Copy out each line below exactly as it appears.

# PROVIDED ENTRIES start

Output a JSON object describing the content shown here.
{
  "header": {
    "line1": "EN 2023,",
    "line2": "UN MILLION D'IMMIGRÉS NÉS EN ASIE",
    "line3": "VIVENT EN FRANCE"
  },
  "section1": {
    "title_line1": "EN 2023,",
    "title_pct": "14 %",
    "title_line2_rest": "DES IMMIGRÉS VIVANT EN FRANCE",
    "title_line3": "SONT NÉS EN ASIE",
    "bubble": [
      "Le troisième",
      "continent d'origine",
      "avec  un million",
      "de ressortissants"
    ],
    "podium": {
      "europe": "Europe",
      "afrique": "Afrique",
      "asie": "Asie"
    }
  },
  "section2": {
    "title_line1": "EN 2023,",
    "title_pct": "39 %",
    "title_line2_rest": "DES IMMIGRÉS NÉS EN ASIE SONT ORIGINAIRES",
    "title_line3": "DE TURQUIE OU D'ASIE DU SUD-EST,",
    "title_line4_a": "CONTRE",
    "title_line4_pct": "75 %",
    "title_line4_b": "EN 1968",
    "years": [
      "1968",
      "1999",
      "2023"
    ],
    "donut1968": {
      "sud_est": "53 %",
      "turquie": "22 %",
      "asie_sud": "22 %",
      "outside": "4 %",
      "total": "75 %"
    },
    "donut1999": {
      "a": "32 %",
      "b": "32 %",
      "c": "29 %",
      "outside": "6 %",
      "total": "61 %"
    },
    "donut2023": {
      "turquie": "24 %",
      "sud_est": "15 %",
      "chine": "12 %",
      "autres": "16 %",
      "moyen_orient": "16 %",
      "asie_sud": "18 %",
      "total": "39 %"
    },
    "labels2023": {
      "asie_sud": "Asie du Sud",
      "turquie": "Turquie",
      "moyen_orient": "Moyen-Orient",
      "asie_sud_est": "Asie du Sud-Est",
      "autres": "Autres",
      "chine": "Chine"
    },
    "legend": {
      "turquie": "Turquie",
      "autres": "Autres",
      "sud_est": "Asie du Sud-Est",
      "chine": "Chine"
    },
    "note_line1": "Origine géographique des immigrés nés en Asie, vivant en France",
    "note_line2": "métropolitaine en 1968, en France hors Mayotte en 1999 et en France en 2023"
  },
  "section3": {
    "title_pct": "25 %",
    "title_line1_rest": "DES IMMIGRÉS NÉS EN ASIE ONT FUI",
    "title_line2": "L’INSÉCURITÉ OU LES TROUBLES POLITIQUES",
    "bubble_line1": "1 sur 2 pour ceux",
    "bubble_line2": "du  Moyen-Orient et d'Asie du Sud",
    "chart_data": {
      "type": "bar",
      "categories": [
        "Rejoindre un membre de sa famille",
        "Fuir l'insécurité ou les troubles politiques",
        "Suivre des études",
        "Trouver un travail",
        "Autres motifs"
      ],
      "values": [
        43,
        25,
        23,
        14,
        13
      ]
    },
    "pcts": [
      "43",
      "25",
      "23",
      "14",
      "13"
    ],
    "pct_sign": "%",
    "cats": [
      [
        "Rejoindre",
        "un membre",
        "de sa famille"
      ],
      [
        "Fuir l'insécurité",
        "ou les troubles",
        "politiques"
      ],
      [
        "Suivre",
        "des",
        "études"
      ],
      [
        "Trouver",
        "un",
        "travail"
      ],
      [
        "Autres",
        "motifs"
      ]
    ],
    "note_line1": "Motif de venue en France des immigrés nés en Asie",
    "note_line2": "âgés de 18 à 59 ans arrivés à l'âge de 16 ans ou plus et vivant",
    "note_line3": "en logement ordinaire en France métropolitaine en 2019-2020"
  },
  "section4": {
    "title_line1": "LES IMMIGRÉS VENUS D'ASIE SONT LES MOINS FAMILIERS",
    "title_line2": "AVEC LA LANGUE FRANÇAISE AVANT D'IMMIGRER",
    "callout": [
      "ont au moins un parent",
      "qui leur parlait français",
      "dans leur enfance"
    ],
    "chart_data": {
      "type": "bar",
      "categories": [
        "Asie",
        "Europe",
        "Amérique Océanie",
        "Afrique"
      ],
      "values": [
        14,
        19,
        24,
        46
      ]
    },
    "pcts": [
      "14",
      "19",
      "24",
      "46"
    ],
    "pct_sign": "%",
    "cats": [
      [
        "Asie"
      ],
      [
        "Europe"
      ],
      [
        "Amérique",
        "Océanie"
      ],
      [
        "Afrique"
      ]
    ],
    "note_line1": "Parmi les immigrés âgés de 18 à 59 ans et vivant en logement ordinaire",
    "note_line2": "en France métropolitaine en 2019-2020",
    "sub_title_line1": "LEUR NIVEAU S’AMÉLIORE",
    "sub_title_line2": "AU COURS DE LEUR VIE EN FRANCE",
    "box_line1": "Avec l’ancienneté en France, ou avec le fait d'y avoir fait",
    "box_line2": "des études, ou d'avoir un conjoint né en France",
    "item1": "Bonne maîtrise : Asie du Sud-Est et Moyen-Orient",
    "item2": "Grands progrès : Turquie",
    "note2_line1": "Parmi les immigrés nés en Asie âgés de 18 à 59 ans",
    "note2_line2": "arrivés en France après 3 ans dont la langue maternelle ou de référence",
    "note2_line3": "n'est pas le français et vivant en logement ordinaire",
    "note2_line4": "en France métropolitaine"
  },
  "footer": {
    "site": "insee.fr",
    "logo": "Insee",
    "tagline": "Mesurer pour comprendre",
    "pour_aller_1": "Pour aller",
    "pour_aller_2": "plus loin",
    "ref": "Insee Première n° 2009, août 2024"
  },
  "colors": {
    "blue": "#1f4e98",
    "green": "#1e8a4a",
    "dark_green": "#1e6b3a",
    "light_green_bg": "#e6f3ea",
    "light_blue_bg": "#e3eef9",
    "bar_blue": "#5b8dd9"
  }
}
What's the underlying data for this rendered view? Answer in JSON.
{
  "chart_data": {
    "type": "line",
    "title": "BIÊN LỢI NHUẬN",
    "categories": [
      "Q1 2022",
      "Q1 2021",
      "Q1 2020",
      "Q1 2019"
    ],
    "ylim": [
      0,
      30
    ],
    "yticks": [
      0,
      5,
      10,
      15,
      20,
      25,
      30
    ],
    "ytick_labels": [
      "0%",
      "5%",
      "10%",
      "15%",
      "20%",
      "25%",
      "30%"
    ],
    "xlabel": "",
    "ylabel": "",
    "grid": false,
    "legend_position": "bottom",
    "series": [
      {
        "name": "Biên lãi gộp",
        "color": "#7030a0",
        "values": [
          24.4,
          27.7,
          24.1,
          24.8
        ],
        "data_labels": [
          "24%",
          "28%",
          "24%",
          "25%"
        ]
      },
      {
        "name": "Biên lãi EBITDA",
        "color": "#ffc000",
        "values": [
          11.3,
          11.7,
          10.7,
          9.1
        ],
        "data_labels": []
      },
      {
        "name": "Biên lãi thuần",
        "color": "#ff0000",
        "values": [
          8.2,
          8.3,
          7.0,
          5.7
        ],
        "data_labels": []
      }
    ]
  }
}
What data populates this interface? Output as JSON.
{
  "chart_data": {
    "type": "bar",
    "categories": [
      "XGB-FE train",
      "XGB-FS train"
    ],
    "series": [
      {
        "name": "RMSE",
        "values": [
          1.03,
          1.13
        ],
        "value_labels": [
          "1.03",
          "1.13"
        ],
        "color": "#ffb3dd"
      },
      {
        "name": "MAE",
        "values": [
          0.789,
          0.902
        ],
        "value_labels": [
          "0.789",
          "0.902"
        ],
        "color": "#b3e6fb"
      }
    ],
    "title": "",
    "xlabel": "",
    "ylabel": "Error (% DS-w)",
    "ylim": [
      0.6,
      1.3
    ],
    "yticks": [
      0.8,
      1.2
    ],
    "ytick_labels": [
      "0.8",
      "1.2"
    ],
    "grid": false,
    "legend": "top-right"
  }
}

# PROVIDED ENTRIES end

» **PROBLEM SOLUTION**:
Output a JSON object describing the content shown here.
{
  "header": {
    "line1": "EN 2023,",
    "line2": "UN MILLION D'IMMIGRÉS NÉS EN ASIE",
    "line3": "VIVENT EN FRANCE"
  },
  "section1": {
    "title_line1": "EN 2023,",
    "title_pct": "14 %",
    "title_line2_rest": "DES IMMIGRÉS VIVANT EN FRANCE",
    "title_line3": "SONT NÉS EN ASIE",
    "bubble": [
      "Le troisième",
      "continent d'origine",
      "avec  un million",
      "de ressortissants"
    ],
    "podium": {
      "europe": "Europe",
      "afrique": "Afrique",
      "asie": "Asie"
    }
  },
  "section2": {
    "title_line1": "EN 2023,",
    "title_pct": "39 %",
    "title_line2_rest": "DES IMMIGRÉS NÉS EN ASIE SONT ORIGINAIRES",
    "title_line3": "DE TURQUIE OU D'ASIE DU SUD-EST,",
    "title_line4_a": "CONTRE",
    "title_line4_pct": "75 %",
    "title_line4_b": "EN 1968",
    "years": [
      "1968",
      "1999",
      "2023"
    ],
    "donut1968": {
      "sud_est": "53 %",
      "turquie": "22 %",
      "asie_sud": "22 %",
      "outside": "4 %",
      "total": "75 %"
    },
    "donut1999": {
      "a": "32 %",
      "b": "32 %",
      "c": "29 %",
      "outside": "6 %",
      "total": "61 %"
    },
    "donut2023": {
      "turquie": "24 %",
      "sud_est": "15 %",
      "chine": "12 %",
      "autres": "16 %",
      "moyen_orient": "16 %",
      "asie_sud": "18 %",
      "total": "39 %"
    },
    "labels2023": {
      "asie_sud": "Asie du Sud",
      "turquie": "Turquie",
      "moyen_orient": "Moyen-Orient",
      "asie_sud_est": "Asie du Sud-Est",
      "autres": "Autres",
      "chine": "Chine"
    },
    "legend": {
      "turquie": "Turquie",
      "autres": "Autres",
      "sud_est": "Asie du Sud-Est",
      "chine": "Chine"
    },
    "note_line1": "Origine géographique des immigrés nés en Asie, vivant en France",
    "note_line2": "métropolitaine en 1968, en France hors Mayotte en 1999 et en France en 2023"
  },
  "section3": {
    "title_pct": "25 %",
    "title_line1_rest": "DES IMMIGRÉS NÉS EN ASIE ONT FUI",
    "title_line2": "L’INSÉCURITÉ OU LES TROUBLES POLITIQUES",
    "bubble_line1": "1 sur 2 pour ceux",
    "bubble_line2": "du  Moyen-Orient et d'Asie du Sud",
    "chart_data": {
      "type": "bar",
      "categories": [
        "Rejoindre un membre de sa famille",
        "Fuir l'insécurité ou les troubles politiques",
        "Suivre des études",
        "Trouver un travail",
        "Autres motifs"
      ],
      "values": [
        43,
        25,
        23,
        14,
        13
      ]
    },
    "pcts": [
      "43",
      "25",
      "23",
      "14",
      "13"
    ],
    "pct_sign": "%",
    "cats": [
      [
        "Rejoindre",
        "un membre",
        "de sa famille"
      ],
      [
        "Fuir l'insécurité",
        "ou les troubles",
        "politiques"
      ],
      [
        "Suivre",
        "des",
        "études"
      ],
      [
        "Trouver",
        "un",
        "travail"
      ],
      [
        "Autres",
        "motifs"
      ]
    ],
    "note_line1": "Motif de venue en France des immigrés nés en Asie",
    "note_line2": "âgés de 18 à 59 ans arrivés à l'âge de 16 ans ou plus et vivant",
    "note_line3": "en logement ordinaire en France métropolitaine en 2019-2020"
  },
  "section4": {
    "title_line1": "LES IMMIGRÉS VENUS D'ASIE SONT LES MOINS FAMILIERS",
    "title_line2": "AVEC LA LANGUE FRANÇAISE AVANT D'IMMIGRER",
    "callout": [
      "ont au moins un parent",
      "qui leur parlait français",
      "dans leur enfance"
    ],
    "chart_data": {
      "type": "bar",
      "categories": [
        "Asie",
        "Europe",
        "Amérique Océanie",
        "Afrique"
      ],
      "values": [
        14,
        19,
        24,
        46
      ]
    },
    "pcts": [
      "14",
      "19",
      "24",
      "46"
    ],
    "pct_sign": "%",
    "cats": [
      [
        "Asie"
      ],
      [
        "Europe"
      ],
      [
        "Amérique",
        "Océanie"
      ],
      [
        "Afrique"
      ]
    ],
    "note_line1": "Parmi les immigrés âgés de 18 à 59 ans et vivant en logement ordinaire",
    "note_line2": "en France métropolitaine en 2019-2020",
    "sub_title_line1": "LEUR NIVEAU S’AMÉLIORE",
    "sub_title_line2": "AU COURS DE LEUR VIE EN FRANCE",
    "box_line1": "Avec l’ancienneté en France, ou avec le fait d'y avoir fait",
    "box_line2": "des études, ou d'avoir un conjoint né en France",
    "item1": "Bonne maîtrise : Asie du Sud-Est et Moyen-Orient",
    "item2": "Grands progrès : Turquie",
    "note2_line1": "Parmi les immigrés nés en Asie âgés de 18 à 59 ans",
    "note2_line2": "arrivés en France après 3 ans dont la langue maternelle ou de référence",
    "note2_line3": "n'est pas le français et vivant en logement ordinaire",
    "note2_line4": "en France métropolitaine"
  },
  "footer": {
    "site": "insee.fr",
    "logo": "Insee",
    "tagline": "Mesurer pour comprendre",
    "pour_aller_1": "Pour aller",
    "pour_aller_2": "plus loin",
    "ref": "Insee Première n° 2009, août 2024"
  },
  "colors": {
    "blue": "#1f4e98",
    "green": "#1e8a4a",
    "dark_green": "#1e6b3a",
    "light_green_bg": "#e6f3ea",
    "light_blue_bg": "#e3eef9",
    "bar_blue": "#5b8dd9"
  }
}
What's the underlying data for this rendered view? Answer in JSON.
{
  "chart_data": {
    "type": "line",
    "title": "BIÊN LỢI NHUẬN",
    "categories": [
      "Q1 2022",
      "Q1 2021",
      "Q1 2020",
      "Q1 2019"
    ],
    "ylim": [
      0,
      30
    ],
    "yticks": [
      0,
      5,
      10,
      15,
      20,
      25,
      30
    ],
    "ytick_labels": [
      "0%",
      "5%",
      "10%",
      "15%",
      "20%",
      "25%",
      "30%"
    ],
    "xlabel": "",
    "ylabel": "",
    "grid": false,
    "legend_position": "bottom",
    "series": [
      {
        "name": "Biên lãi gộp",
        "color": "#7030a0",
        "values": [
          24.4,
          27.7,
          24.1,
          24.8
        ],
        "data_labels": [
          "24%",
          "28%",
          "24%",
          "25%"
        ]
      },
      {
        "name": "Biên lãi EBITDA",
        "color": "#ffc000",
        "values": [
          11.3,
          11.7,
          10.7,
          9.1
        ],
        "data_labels": []
      },
      {
        "name": "Biên lãi thuần",
        "color": "#ff0000",
        "values": [
          8.2,
          8.3,
          7.0,
          5.7
        ],
        "data_labels": []
      }
    ]
  }
}
What data populates this interface? Output as JSON.
{
  "chart_data": {
    "type": "bar",
    "categories": [
      "XGB-FE train",
      "XGB-FS train"
    ],
    "series": [
      {
        "name": "RMSE",
        "values": [
          1.03,
          1.13
        ],
        "value_labels": [
          "1.03",
          "1.13"
        ],
        "color": "#ffb3dd"
      },
      {
        "name": "MAE",
        "values": [
          0.789,
          0.902
        ],
        "value_labels": [
          "0.789",
          "0.902"
        ],
        "color": "#b3e6fb"
      }
    ],
    "title": "",
    "xlabel": "",
    "ylabel": "Error (% DS-w)",
    "ylim": [
      0.6,
      1.3
    ],
    "yticks": [
      0.8,
      1.2
    ],
    "ytick_labels": [
      "0.8",
      "1.2"
    ],
    "grid": false,
    "legend": "top-right"
  }
}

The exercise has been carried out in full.